Structured figure records
+ + + + + + +

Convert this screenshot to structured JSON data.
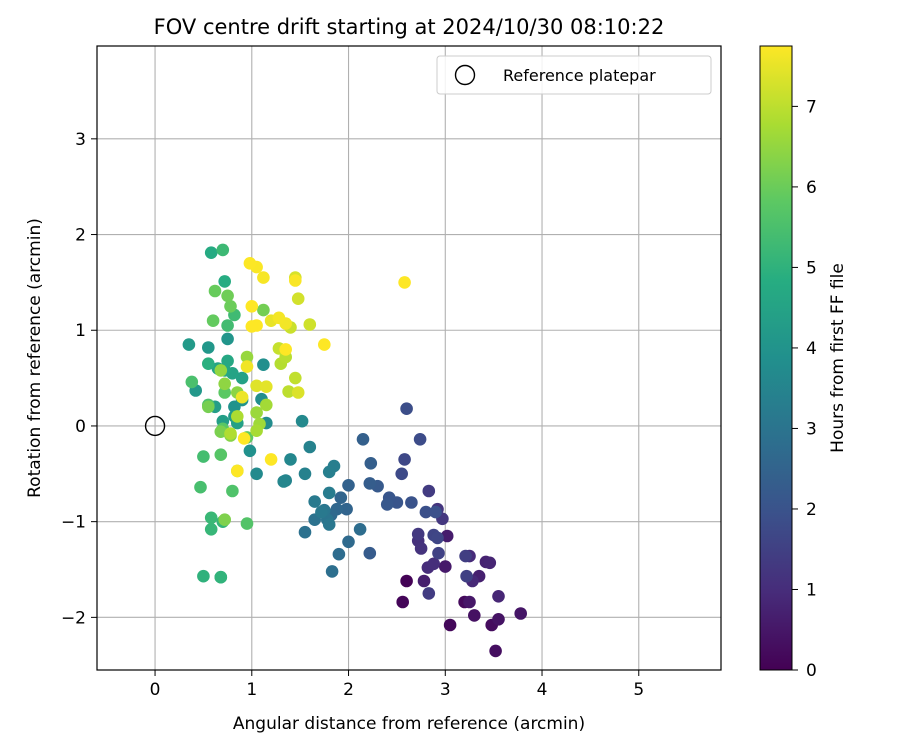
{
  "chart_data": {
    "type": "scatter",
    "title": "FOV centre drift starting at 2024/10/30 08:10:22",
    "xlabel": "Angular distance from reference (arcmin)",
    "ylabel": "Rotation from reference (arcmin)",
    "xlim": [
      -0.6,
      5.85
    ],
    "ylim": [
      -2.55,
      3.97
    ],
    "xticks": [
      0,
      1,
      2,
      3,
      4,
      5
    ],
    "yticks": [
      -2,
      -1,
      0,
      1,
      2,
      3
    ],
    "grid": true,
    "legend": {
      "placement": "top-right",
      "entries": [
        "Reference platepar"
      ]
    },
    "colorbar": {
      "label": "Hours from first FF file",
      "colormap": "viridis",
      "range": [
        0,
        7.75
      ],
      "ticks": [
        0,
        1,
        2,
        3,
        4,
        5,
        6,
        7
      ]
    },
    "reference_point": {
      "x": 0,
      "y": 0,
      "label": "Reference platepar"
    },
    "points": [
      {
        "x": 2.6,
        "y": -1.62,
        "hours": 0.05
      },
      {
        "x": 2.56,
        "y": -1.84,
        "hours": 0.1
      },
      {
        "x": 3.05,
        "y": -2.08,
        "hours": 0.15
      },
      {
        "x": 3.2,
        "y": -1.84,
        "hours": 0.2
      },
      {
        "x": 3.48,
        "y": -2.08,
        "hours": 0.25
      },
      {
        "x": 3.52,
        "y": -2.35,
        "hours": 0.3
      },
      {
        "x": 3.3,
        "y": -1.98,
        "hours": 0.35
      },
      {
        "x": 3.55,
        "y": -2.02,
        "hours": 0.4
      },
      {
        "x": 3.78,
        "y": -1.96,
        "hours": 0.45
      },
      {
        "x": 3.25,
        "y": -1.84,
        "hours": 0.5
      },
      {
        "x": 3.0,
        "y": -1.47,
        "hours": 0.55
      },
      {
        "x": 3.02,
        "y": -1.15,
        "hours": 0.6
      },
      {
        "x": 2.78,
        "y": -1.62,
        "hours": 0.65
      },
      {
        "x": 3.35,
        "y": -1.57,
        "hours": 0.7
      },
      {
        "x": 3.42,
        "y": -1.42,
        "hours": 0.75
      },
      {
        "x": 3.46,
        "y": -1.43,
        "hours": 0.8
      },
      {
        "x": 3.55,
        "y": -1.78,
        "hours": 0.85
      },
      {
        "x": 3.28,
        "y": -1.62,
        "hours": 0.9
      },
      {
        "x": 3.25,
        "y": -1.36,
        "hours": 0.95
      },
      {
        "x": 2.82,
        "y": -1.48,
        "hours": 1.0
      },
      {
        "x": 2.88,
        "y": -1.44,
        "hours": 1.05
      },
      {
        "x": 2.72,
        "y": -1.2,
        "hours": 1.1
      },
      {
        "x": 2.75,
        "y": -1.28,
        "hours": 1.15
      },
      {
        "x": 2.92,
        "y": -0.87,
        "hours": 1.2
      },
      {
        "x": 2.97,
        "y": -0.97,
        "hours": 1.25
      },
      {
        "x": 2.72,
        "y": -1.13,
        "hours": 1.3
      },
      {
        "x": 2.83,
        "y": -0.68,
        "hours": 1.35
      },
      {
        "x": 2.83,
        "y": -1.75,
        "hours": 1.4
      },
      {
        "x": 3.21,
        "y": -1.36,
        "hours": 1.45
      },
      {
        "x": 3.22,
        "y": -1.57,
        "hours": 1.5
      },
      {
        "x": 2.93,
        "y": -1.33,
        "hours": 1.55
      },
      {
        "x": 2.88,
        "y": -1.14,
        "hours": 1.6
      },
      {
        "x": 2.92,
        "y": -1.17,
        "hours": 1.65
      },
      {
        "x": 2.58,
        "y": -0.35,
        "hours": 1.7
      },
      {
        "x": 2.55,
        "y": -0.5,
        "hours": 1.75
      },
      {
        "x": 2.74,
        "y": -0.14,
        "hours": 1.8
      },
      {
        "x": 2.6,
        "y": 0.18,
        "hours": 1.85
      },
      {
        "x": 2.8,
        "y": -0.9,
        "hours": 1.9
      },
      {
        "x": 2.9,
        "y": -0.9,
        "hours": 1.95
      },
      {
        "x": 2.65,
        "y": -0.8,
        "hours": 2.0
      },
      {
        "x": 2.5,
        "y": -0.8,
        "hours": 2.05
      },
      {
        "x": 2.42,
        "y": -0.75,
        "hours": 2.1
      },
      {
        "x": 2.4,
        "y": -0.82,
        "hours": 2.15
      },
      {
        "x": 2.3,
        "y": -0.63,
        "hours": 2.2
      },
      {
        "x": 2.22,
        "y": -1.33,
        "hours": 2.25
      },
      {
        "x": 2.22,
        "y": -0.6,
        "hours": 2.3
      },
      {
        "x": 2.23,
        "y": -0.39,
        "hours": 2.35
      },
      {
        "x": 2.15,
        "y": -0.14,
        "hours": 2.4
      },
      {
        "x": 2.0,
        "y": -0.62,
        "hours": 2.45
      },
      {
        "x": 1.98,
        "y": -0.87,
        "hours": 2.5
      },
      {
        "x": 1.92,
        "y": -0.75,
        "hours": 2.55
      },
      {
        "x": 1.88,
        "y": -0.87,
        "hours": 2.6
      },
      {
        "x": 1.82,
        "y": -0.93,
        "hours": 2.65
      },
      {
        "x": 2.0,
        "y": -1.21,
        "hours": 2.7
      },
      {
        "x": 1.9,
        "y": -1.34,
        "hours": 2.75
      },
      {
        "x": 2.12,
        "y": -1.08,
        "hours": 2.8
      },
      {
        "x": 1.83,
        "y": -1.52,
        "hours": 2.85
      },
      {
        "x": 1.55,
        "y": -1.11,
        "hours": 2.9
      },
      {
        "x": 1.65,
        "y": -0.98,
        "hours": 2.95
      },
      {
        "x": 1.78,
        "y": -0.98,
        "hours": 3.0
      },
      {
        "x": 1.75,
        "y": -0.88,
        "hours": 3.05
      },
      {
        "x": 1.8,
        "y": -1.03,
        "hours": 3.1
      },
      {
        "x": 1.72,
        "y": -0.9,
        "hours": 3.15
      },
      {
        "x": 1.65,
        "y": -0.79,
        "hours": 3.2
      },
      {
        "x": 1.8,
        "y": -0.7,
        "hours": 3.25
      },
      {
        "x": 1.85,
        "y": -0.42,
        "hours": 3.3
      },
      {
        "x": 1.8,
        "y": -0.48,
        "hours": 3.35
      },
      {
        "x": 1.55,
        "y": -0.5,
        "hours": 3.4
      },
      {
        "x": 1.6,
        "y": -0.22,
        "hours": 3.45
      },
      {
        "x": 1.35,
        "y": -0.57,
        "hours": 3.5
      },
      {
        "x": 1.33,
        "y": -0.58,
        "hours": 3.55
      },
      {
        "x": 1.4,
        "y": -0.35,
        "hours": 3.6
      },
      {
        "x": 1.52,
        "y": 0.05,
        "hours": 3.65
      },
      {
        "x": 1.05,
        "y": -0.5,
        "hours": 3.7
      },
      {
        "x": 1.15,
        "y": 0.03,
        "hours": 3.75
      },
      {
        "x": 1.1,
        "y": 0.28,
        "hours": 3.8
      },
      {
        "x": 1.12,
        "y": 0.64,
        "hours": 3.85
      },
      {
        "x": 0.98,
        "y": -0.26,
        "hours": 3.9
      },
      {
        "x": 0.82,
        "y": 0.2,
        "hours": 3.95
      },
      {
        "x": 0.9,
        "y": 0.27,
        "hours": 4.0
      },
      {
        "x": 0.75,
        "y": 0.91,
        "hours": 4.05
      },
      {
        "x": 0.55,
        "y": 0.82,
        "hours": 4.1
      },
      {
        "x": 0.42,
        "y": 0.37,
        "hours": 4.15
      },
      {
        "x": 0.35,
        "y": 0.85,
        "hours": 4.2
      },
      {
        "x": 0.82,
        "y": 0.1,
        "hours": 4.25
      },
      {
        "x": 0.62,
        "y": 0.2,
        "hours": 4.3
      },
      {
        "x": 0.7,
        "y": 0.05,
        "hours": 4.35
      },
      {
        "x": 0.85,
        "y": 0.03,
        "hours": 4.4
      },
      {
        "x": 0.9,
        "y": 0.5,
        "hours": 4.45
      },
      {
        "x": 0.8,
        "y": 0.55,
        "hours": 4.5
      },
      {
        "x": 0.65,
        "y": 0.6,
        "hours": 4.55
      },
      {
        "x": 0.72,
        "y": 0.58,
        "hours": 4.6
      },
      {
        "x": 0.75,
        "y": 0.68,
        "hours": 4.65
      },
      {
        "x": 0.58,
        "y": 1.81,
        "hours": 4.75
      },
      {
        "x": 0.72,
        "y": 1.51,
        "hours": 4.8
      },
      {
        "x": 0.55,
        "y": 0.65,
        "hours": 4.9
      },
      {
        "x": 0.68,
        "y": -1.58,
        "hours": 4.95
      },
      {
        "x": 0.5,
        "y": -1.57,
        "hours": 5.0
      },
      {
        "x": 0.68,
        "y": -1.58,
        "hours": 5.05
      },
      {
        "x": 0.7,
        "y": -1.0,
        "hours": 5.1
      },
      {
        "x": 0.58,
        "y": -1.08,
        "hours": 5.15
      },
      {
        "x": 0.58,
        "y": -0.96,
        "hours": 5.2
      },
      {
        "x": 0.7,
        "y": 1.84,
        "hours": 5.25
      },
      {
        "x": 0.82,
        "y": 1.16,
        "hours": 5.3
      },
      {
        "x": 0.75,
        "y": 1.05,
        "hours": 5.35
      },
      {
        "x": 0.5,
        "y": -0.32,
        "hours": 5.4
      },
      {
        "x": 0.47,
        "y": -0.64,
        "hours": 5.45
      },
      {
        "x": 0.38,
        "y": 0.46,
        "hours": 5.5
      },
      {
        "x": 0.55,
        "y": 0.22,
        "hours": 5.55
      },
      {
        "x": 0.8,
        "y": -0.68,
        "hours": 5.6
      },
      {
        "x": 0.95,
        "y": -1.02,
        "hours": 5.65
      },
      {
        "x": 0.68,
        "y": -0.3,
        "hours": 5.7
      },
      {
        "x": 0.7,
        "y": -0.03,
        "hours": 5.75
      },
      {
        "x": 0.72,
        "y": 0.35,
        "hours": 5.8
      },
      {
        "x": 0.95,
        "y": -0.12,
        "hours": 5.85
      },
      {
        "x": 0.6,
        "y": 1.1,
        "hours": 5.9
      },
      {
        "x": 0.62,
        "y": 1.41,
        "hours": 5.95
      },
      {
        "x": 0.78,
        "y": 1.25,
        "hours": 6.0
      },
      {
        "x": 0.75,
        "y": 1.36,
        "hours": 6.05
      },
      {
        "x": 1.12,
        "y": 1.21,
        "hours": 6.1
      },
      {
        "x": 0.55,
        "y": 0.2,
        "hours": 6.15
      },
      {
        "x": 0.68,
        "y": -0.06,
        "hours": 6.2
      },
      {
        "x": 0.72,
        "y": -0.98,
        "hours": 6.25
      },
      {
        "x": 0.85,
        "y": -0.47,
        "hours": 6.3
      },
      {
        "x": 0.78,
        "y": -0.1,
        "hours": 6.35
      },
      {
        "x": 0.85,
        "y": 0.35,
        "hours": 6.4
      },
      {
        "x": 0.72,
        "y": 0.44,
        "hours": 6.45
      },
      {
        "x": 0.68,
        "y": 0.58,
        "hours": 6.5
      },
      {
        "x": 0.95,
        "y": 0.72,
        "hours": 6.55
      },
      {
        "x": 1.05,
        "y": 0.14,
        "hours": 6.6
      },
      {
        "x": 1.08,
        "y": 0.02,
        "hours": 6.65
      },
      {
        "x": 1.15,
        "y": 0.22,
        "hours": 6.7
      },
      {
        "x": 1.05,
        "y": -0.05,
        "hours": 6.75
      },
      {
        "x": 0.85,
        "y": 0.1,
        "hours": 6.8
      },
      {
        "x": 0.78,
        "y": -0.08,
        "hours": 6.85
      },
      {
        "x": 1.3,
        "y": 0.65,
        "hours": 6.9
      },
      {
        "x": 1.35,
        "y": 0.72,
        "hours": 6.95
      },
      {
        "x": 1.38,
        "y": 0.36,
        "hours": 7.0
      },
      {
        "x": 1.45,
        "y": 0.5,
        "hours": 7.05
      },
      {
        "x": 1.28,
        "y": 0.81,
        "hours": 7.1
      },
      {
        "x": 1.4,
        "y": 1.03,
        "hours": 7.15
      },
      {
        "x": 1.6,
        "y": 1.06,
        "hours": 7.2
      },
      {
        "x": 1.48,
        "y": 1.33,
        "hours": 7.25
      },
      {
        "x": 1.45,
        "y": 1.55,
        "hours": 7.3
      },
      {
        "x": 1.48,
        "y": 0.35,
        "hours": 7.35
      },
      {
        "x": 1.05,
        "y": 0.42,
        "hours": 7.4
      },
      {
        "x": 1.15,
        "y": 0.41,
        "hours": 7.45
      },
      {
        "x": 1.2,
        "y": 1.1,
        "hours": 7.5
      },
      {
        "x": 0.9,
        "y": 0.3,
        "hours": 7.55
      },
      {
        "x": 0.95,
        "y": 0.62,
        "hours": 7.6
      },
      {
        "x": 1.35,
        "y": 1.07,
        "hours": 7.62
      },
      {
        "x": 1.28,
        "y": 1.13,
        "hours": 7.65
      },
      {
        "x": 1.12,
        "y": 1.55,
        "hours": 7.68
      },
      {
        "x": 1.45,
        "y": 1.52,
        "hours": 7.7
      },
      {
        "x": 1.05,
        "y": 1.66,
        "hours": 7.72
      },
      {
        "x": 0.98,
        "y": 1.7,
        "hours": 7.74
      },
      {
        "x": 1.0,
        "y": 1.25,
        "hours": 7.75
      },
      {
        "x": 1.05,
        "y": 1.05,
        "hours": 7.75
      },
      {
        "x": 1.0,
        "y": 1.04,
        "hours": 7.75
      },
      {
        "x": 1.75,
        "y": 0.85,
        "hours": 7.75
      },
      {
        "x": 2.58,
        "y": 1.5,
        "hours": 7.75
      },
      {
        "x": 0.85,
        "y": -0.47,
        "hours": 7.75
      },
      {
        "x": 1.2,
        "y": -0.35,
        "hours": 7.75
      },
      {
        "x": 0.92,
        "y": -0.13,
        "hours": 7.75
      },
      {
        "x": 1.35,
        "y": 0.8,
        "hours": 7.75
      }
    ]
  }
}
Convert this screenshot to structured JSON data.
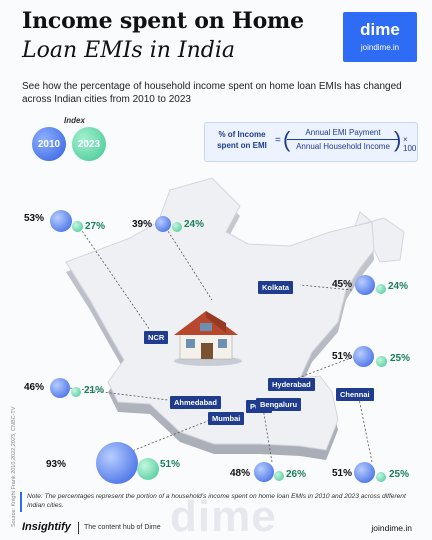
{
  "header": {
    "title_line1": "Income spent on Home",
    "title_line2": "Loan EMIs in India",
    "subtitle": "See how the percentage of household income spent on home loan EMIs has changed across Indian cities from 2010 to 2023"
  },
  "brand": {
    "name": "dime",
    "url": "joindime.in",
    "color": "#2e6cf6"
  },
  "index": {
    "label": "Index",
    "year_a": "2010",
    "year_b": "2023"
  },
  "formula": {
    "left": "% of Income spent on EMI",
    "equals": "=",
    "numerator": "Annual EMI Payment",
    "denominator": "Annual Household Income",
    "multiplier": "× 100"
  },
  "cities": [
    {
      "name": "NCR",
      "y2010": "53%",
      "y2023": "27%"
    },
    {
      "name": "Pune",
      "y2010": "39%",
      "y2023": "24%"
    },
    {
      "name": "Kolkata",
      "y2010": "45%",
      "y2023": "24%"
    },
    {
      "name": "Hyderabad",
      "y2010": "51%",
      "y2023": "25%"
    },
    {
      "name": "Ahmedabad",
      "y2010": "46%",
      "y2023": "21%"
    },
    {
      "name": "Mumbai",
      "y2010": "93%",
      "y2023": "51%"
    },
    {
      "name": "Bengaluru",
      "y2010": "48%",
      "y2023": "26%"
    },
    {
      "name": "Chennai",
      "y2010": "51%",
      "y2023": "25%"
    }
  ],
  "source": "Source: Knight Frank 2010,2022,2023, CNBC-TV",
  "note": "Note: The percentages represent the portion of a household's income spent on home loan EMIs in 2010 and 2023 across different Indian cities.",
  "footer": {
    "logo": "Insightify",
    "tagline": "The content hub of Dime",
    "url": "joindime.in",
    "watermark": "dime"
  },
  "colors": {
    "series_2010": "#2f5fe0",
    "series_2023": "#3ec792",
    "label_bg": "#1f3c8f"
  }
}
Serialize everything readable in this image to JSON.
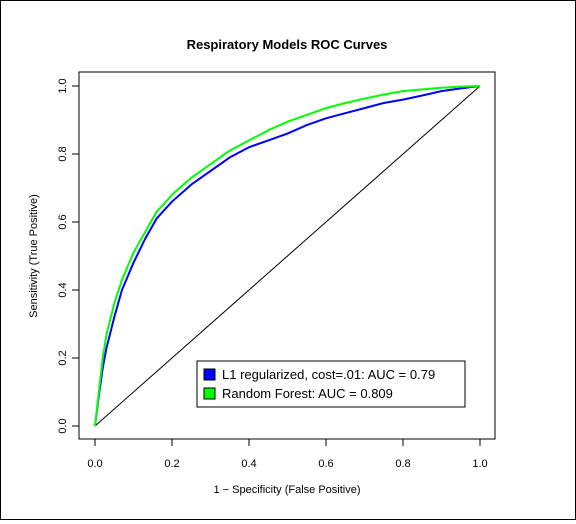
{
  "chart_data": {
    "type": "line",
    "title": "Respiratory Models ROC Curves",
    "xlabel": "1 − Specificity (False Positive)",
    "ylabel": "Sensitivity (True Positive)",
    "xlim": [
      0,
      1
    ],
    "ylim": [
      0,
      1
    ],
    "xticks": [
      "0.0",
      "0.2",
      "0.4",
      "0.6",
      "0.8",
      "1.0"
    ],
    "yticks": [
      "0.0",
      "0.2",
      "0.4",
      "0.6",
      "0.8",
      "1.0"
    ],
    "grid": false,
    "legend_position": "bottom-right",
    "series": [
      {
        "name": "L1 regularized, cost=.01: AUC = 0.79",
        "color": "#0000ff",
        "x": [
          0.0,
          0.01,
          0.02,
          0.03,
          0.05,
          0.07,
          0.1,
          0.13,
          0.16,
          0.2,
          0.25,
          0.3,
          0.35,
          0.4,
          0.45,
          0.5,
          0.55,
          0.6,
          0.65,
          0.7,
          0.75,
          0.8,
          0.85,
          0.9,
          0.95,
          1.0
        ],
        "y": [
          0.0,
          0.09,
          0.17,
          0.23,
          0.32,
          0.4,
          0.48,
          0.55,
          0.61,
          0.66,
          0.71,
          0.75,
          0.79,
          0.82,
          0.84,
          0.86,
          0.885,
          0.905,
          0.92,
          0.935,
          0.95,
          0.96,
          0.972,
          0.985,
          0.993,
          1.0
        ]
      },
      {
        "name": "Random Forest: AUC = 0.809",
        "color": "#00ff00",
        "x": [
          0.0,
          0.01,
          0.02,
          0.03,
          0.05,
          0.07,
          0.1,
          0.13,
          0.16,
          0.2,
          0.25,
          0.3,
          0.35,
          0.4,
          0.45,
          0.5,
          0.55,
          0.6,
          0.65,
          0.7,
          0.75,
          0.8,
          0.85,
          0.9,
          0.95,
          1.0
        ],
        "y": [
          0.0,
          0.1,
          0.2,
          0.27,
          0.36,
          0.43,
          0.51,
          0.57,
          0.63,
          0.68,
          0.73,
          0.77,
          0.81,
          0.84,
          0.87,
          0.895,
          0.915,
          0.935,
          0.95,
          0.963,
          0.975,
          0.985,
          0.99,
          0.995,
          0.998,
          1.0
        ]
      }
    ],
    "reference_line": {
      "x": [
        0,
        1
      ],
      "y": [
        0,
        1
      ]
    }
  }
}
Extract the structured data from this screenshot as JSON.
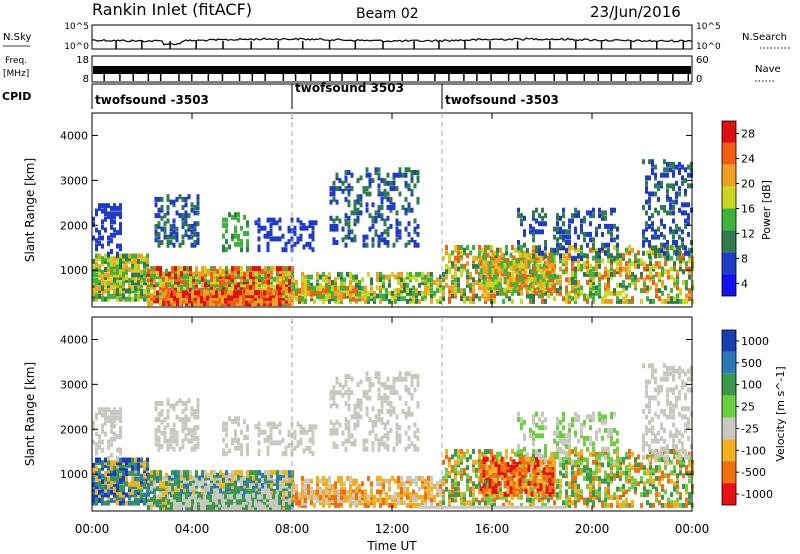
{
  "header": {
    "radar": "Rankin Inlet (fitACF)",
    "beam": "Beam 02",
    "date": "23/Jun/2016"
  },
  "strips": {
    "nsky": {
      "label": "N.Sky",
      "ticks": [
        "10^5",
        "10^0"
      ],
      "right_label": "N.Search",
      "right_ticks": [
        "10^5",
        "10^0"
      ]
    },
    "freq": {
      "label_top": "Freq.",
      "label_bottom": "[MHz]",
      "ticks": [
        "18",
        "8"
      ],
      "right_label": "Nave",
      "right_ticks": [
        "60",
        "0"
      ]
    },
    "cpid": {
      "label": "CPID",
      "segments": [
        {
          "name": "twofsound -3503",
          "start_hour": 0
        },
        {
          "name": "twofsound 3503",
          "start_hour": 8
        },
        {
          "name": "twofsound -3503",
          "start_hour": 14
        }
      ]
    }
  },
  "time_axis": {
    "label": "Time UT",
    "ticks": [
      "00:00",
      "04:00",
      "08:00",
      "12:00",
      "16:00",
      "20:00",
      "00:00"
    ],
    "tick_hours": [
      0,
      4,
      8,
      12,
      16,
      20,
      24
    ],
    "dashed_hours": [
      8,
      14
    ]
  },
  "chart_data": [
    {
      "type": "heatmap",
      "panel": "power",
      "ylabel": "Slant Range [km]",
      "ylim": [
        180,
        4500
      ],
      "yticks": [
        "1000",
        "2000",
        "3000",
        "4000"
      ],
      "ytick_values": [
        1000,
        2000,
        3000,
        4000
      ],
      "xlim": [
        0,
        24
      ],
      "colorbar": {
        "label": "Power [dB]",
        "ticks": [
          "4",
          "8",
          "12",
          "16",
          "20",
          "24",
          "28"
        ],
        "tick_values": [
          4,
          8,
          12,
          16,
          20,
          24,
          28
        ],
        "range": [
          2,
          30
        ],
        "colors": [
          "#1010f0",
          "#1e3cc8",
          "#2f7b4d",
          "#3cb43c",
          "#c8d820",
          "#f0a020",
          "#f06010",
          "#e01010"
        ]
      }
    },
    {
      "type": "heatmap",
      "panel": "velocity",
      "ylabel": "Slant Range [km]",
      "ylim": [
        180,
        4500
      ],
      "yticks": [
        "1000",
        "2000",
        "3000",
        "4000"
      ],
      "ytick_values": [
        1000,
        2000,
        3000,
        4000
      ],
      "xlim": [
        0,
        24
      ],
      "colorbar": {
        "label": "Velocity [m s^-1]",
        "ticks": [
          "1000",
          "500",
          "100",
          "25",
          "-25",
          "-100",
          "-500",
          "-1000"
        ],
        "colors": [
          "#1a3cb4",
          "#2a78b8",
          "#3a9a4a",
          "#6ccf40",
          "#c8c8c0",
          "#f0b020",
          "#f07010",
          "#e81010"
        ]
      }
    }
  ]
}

+ + + + + + +

### AIM:
Filter the listing for the word "arcmin" and copy every line that holds it.

### EXERCISE OUTPUT:
    "xlabel": "Angular distance from reference (arcmin)",
    "ylabel": "Rotation from reference (arcmin)",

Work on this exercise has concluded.